"""

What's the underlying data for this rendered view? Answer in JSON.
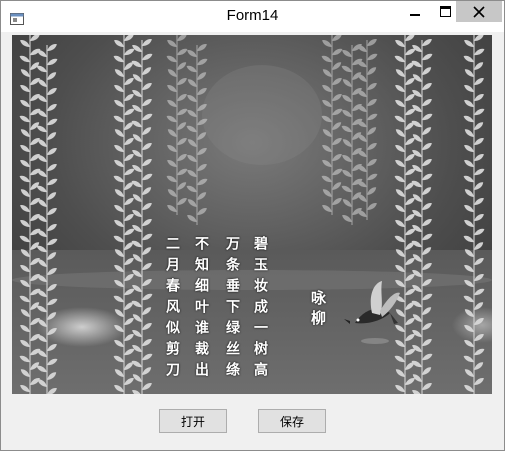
{
  "window": {
    "title": "Form14",
    "controls": {
      "minimize_icon": "minimize-icon",
      "maximize_icon": "maximize-icon",
      "close_icon": "close-icon"
    }
  },
  "picture": {
    "poem_title": "咏柳",
    "poem_lines": [
      "碧玉妆成一树高",
      "万条垂下绿丝绦",
      "不知细叶谁裁出",
      "二月春风似剪刀"
    ]
  },
  "buttons": {
    "open_label": "打开",
    "save_label": "保存"
  }
}
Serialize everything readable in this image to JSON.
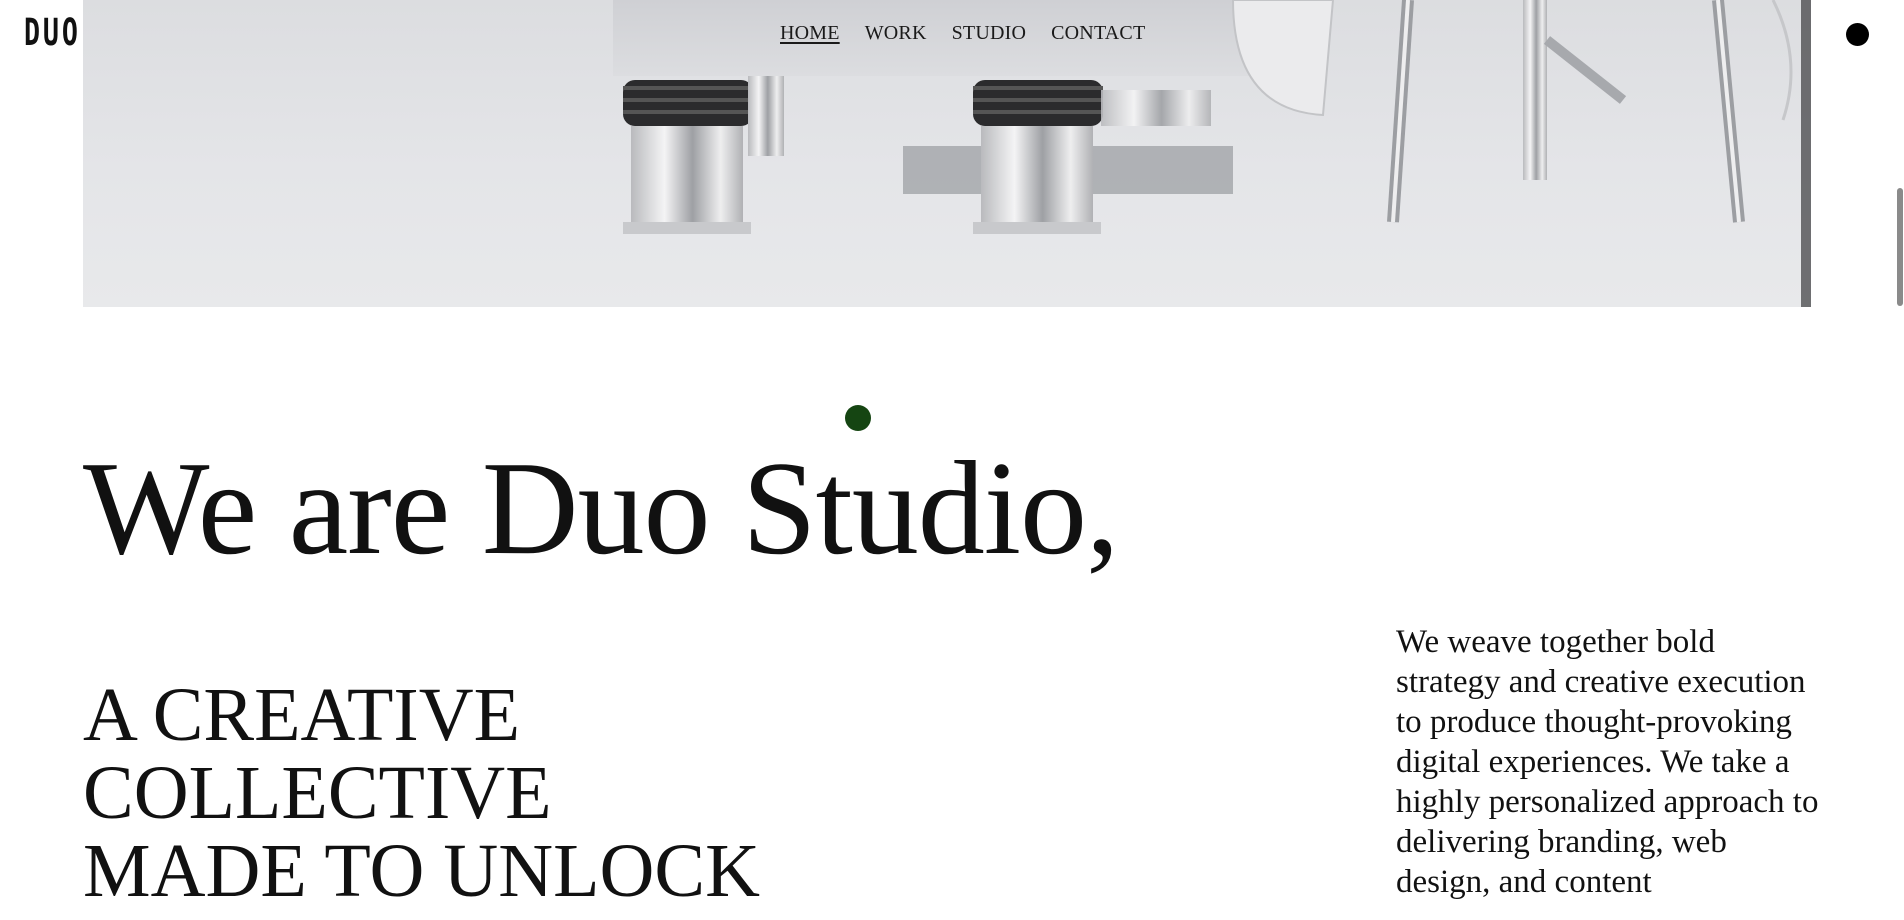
{
  "header": {
    "logo_text": "DUO",
    "nav": [
      {
        "label": "HOME",
        "active": true
      },
      {
        "label": "WORK",
        "active": false
      },
      {
        "label": "STUDIO",
        "active": false
      },
      {
        "label": "CONTACT",
        "active": false
      }
    ],
    "menu_icon": "filled-circle-menu-icon"
  },
  "hero": {
    "image_subject": "chrome machine legs on grey studio floor"
  },
  "intro": {
    "headline": "We are Duo Studio,",
    "tagline_lines": [
      "A CREATIVE",
      "COLLECTIVE",
      "MADE TO UNLOCK"
    ],
    "blurb": "We weave together bold strategy and creative execution to produce thought-provoking digital experiences. We take a highly personalized approach to delivering branding, web design, and content"
  },
  "colors": {
    "background": "#ffffff",
    "text": "#111111",
    "accent_dot": "#154512",
    "hero_bg": "#e2e3e6"
  }
}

"""

Exercise description → Quote the records above exactly, leaving out any pictures.

Solution for this problem →
What's the underlying data for this rendered view? Answer in JSON.
{
  "window": {
    "title": "Form14",
    "controls": {
      "minimize_icon": "minimize-icon",
      "maximize_icon": "maximize-icon",
      "close_icon": "close-icon"
    }
  },
  "picture": {
    "poem_title": "咏柳",
    "poem_lines": [
      "碧玉妆成一树高",
      "万条垂下绿丝绦",
      "不知细叶谁裁出",
      "二月春风似剪刀"
    ]
  },
  "buttons": {
    "open_label": "打开",
    "save_label": "保存"
  }
}
Serialize everything readable in this image to JSON.
{
  "header": {
    "logo_text": "DUO",
    "nav": [
      {
        "label": "HOME",
        "active": true
      },
      {
        "label": "WORK",
        "active": false
      },
      {
        "label": "STUDIO",
        "active": false
      },
      {
        "label": "CONTACT",
        "active": false
      }
    ],
    "menu_icon": "filled-circle-menu-icon"
  },
  "hero": {
    "image_subject": "chrome machine legs on grey studio floor"
  },
  "intro": {
    "headline": "We are Duo Studio,",
    "tagline_lines": [
      "A CREATIVE",
      "COLLECTIVE",
      "MADE TO UNLOCK"
    ],
    "blurb": "We weave together bold strategy and creative execution to produce thought-provoking digital experiences. We take a highly personalized approach to delivering branding, web design, and content"
  },
  "colors": {
    "background": "#ffffff",
    "text": "#111111",
    "accent_dot": "#154512",
    "hero_bg": "#e2e3e6"
  }
}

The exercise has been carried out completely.